(Excerpt from a dataset)
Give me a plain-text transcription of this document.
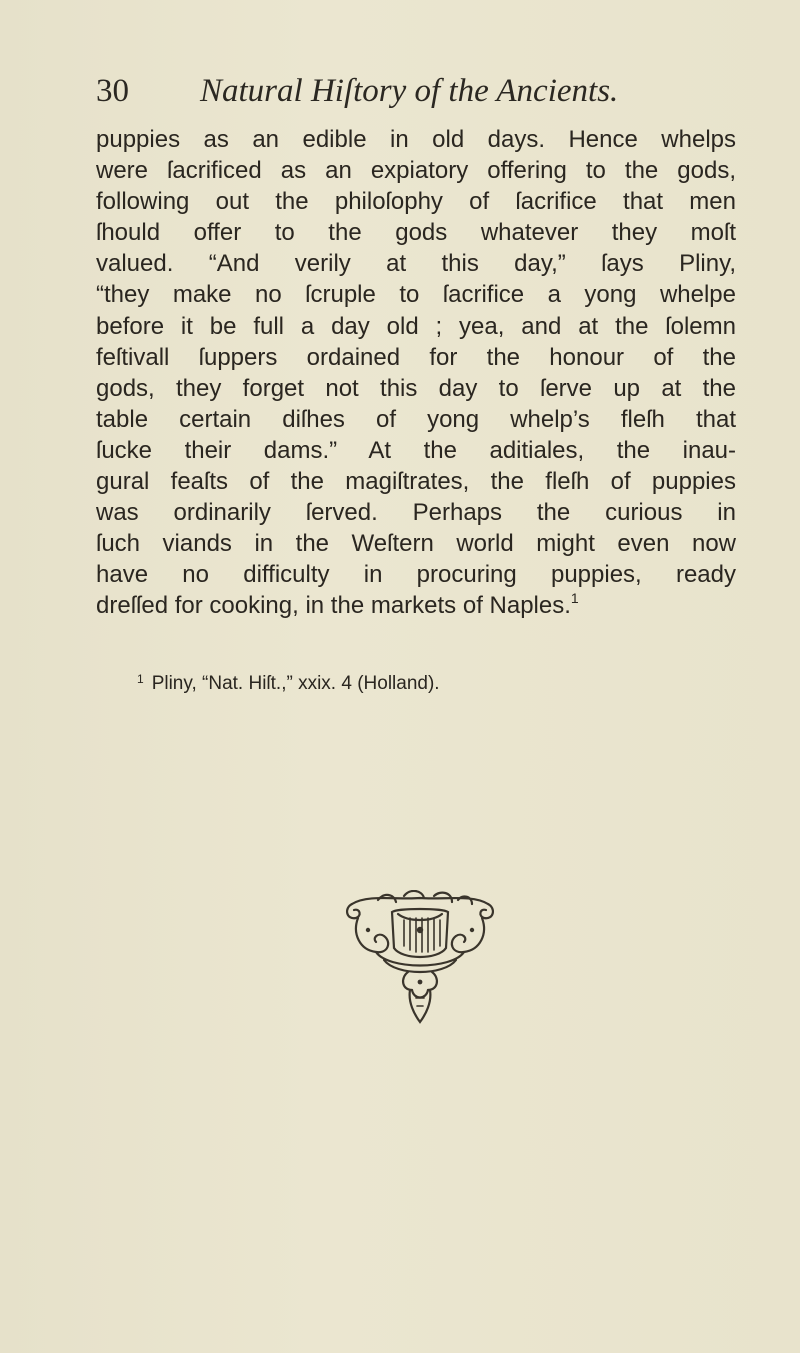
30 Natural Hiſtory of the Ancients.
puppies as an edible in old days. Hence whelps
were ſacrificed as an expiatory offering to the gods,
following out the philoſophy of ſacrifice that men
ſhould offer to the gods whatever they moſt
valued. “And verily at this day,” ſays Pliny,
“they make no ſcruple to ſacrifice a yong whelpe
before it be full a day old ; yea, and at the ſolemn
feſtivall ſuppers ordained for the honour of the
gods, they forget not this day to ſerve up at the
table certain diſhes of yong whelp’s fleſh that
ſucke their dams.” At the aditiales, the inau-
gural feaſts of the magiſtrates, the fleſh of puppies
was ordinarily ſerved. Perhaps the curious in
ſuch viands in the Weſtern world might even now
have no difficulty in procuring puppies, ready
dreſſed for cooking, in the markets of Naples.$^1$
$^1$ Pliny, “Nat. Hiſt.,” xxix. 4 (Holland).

* * *

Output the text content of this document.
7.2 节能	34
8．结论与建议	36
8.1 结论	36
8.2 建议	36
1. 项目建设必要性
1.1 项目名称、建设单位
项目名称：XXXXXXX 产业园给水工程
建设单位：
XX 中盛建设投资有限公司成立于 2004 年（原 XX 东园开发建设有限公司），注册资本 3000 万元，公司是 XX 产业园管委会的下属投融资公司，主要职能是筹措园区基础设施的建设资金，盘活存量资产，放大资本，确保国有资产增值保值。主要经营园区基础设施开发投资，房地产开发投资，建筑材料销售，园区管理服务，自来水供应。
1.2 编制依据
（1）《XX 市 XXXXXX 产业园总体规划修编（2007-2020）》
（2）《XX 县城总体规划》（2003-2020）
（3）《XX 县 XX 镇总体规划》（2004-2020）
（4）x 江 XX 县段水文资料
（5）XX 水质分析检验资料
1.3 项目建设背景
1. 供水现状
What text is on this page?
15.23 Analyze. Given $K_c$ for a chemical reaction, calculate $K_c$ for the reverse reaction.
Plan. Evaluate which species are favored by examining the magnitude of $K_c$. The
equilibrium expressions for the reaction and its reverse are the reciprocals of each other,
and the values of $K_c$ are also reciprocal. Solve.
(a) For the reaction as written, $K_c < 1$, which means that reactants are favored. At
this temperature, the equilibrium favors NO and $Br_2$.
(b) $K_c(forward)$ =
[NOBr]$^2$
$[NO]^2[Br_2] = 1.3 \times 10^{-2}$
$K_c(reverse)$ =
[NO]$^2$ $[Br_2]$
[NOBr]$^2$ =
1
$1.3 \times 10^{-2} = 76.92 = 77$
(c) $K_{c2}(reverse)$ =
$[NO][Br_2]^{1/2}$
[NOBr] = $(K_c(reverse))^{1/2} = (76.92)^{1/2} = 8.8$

...

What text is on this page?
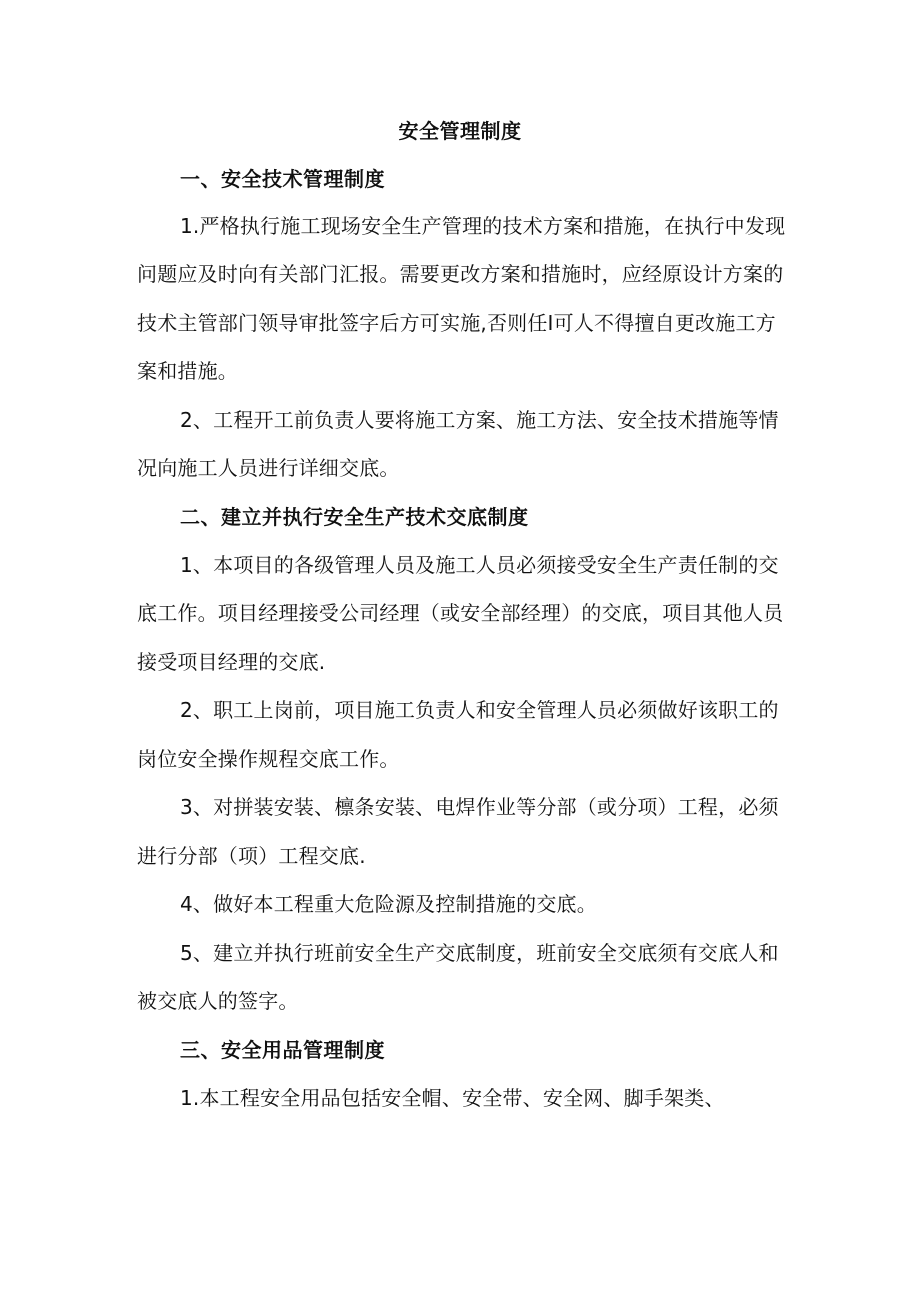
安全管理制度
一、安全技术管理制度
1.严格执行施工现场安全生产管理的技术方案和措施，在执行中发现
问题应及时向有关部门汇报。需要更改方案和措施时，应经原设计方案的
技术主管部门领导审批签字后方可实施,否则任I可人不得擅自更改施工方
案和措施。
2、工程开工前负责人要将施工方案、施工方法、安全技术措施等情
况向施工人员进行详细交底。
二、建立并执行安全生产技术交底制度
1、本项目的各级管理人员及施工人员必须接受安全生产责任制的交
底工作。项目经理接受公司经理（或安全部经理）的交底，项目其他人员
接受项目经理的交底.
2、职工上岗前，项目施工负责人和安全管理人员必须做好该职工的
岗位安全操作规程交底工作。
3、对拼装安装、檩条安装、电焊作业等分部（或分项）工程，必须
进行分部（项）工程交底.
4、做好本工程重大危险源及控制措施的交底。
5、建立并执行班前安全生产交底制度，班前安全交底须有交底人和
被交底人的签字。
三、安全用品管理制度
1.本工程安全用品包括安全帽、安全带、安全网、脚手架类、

# BRIEF:
From the entries above, select each line containing the string "NOBr".

# SOLUTION TO THIS EXERCISE:
[NOBr]$^2$
[NOBr]$^2$ =
[NOBr] = $(K_c(reverse))^{1/2} = (76.92)^{1/2} = 8.8$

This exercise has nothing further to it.